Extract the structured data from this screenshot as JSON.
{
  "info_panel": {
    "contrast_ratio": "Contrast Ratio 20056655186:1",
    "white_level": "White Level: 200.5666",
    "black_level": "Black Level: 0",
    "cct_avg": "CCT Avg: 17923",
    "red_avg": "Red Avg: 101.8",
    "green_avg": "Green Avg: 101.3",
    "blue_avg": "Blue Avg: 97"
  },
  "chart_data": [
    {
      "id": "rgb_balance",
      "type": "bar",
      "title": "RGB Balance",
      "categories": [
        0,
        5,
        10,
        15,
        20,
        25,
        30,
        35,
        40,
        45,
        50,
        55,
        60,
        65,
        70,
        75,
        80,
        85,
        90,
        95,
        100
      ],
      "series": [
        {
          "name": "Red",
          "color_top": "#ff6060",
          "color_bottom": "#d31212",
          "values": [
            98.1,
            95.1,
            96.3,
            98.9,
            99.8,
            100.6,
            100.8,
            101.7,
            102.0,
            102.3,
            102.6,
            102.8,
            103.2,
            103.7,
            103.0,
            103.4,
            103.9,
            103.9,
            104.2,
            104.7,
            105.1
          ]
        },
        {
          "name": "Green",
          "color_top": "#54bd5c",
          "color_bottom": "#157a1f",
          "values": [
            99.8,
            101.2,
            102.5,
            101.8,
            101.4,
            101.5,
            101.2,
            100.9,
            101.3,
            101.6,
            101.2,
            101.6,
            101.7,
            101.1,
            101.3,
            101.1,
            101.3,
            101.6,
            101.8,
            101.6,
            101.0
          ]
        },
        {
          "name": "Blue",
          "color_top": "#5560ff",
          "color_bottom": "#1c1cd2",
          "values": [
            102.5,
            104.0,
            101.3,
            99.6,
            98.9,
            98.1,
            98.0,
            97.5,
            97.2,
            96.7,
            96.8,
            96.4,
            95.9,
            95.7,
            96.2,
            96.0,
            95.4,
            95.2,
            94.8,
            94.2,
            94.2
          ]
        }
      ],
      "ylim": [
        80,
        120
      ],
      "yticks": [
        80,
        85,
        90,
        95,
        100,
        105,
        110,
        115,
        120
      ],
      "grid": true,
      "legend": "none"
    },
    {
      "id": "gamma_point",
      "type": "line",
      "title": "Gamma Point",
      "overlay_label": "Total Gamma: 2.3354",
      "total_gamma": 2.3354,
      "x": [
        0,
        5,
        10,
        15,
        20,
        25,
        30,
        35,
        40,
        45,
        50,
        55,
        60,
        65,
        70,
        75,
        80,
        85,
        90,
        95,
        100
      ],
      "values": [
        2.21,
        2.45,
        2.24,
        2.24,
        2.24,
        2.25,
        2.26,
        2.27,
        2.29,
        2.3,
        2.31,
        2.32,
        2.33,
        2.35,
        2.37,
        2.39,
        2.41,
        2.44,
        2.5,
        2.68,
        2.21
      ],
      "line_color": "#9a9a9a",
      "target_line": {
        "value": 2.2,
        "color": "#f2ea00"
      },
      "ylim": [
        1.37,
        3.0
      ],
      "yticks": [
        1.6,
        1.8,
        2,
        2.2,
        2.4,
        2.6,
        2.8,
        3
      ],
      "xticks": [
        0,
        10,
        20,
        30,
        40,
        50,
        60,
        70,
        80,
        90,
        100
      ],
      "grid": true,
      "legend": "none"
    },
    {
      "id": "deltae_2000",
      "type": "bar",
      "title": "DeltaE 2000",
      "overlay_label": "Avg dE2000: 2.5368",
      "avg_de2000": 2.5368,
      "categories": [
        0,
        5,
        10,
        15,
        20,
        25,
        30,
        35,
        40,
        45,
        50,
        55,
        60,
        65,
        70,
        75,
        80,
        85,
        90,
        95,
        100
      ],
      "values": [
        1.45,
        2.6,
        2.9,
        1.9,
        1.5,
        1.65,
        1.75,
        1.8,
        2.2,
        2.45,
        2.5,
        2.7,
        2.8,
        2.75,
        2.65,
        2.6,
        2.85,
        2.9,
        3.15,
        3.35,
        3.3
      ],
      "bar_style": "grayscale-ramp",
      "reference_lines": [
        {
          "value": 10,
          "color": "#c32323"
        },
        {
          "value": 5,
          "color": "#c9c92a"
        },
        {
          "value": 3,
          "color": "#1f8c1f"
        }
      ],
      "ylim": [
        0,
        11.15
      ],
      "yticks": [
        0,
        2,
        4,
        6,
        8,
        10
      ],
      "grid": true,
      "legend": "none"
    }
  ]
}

——————————

Brief
Return every record, word for word.

Answer for this exercise
Extract the structured data from this screenshot as JSON.
{
  "info_panel": {
    "contrast_ratio": "Contrast Ratio 20056655186:1",
    "white_level": "White Level: 200.5666",
    "black_level": "Black Level: 0",
    "cct_avg": "CCT Avg: 17923",
    "red_avg": "Red Avg: 101.8",
    "green_avg": "Green Avg: 101.3",
    "blue_avg": "Blue Avg: 97"
  },
  "chart_data": [
    {
      "id": "rgb_balance",
      "type": "bar",
      "title": "RGB Balance",
      "categories": [
        0,
        5,
        10,
        15,
        20,
        25,
        30,
        35,
        40,
        45,
        50,
        55,
        60,
        65,
        70,
        75,
        80,
        85,
        90,
        95,
        100
      ],
      "series": [
        {
          "name": "Red",
          "color_top": "#ff6060",
          "color_bottom": "#d31212",
          "values": [
            98.1,
            95.1,
            96.3,
            98.9,
            99.8,
            100.6,
            100.8,
            101.7,
            102.0,
            102.3,
            102.6,
            102.8,
            103.2,
            103.7,
            103.0,
            103.4,
            103.9,
            103.9,
            104.2,
            104.7,
            105.1
          ]
        },
        {
          "name": "Green",
          "color_top": "#54bd5c",
          "color_bottom": "#157a1f",
          "values": [
            99.8,
            101.2,
            102.5,
            101.8,
            101.4,
            101.5,
            101.2,
            100.9,
            101.3,
            101.6,
            101.2,
            101.6,
            101.7,
            101.1,
            101.3,
            101.1,
            101.3,
            101.6,
            101.8,
            101.6,
            101.0
          ]
        },
        {
          "name": "Blue",
          "color_top": "#5560ff",
          "color_bottom": "#1c1cd2",
          "values": [
            102.5,
            104.0,
            101.3,
            99.6,
            98.9,
            98.1,
            98.0,
            97.5,
            97.2,
            96.7,
            96.8,
            96.4,
            95.9,
            95.7,
            96.2,
            96.0,
            95.4,
            95.2,
            94.8,
            94.2,
            94.2
          ]
        }
      ],
      "ylim": [
        80,
        120
      ],
      "yticks": [
        80,
        85,
        90,
        95,
        100,
        105,
        110,
        115,
        120
      ],
      "grid": true,
      "legend": "none"
    },
    {
      "id": "gamma_point",
      "type": "line",
      "title": "Gamma Point",
      "overlay_label": "Total Gamma: 2.3354",
      "total_gamma": 2.3354,
      "x": [
        0,
        5,
        10,
        15,
        20,
        25,
        30,
        35,
        40,
        45,
        50,
        55,
        60,
        65,
        70,
        75,
        80,
        85,
        90,
        95,
        100
      ],
      "values": [
        2.21,
        2.45,
        2.24,
        2.24,
        2.24,
        2.25,
        2.26,
        2.27,
        2.29,
        2.3,
        2.31,
        2.32,
        2.33,
        2.35,
        2.37,
        2.39,
        2.41,
        2.44,
        2.5,
        2.68,
        2.21
      ],
      "line_color": "#9a9a9a",
      "target_line": {
        "value": 2.2,
        "color": "#f2ea00"
      },
      "ylim": [
        1.37,
        3.0
      ],
      "yticks": [
        1.6,
        1.8,
        2,
        2.2,
        2.4,
        2.6,
        2.8,
        3
      ],
      "xticks": [
        0,
        10,
        20,
        30,
        40,
        50,
        60,
        70,
        80,
        90,
        100
      ],
      "grid": true,
      "legend": "none"
    },
    {
      "id": "deltae_2000",
      "type": "bar",
      "title": "DeltaE 2000",
      "overlay_label": "Avg dE2000: 2.5368",
      "avg_de2000": 2.5368,
      "categories": [
        0,
        5,
        10,
        15,
        20,
        25,
        30,
        35,
        40,
        45,
        50,
        55,
        60,
        65,
        70,
        75,
        80,
        85,
        90,
        95,
        100
      ],
      "values": [
        1.45,
        2.6,
        2.9,
        1.9,
        1.5,
        1.65,
        1.75,
        1.8,
        2.2,
        2.45,
        2.5,
        2.7,
        2.8,
        2.75,
        2.65,
        2.6,
        2.85,
        2.9,
        3.15,
        3.35,
        3.3
      ],
      "bar_style": "grayscale-ramp",
      "reference_lines": [
        {
          "value": 10,
          "color": "#c32323"
        },
        {
          "value": 5,
          "color": "#c9c92a"
        },
        {
          "value": 3,
          "color": "#1f8c1f"
        }
      ],
      "ylim": [
        0,
        11.15
      ],
      "yticks": [
        0,
        2,
        4,
        6,
        8,
        10
      ],
      "grid": true,
      "legend": "none"
    }
  ]
}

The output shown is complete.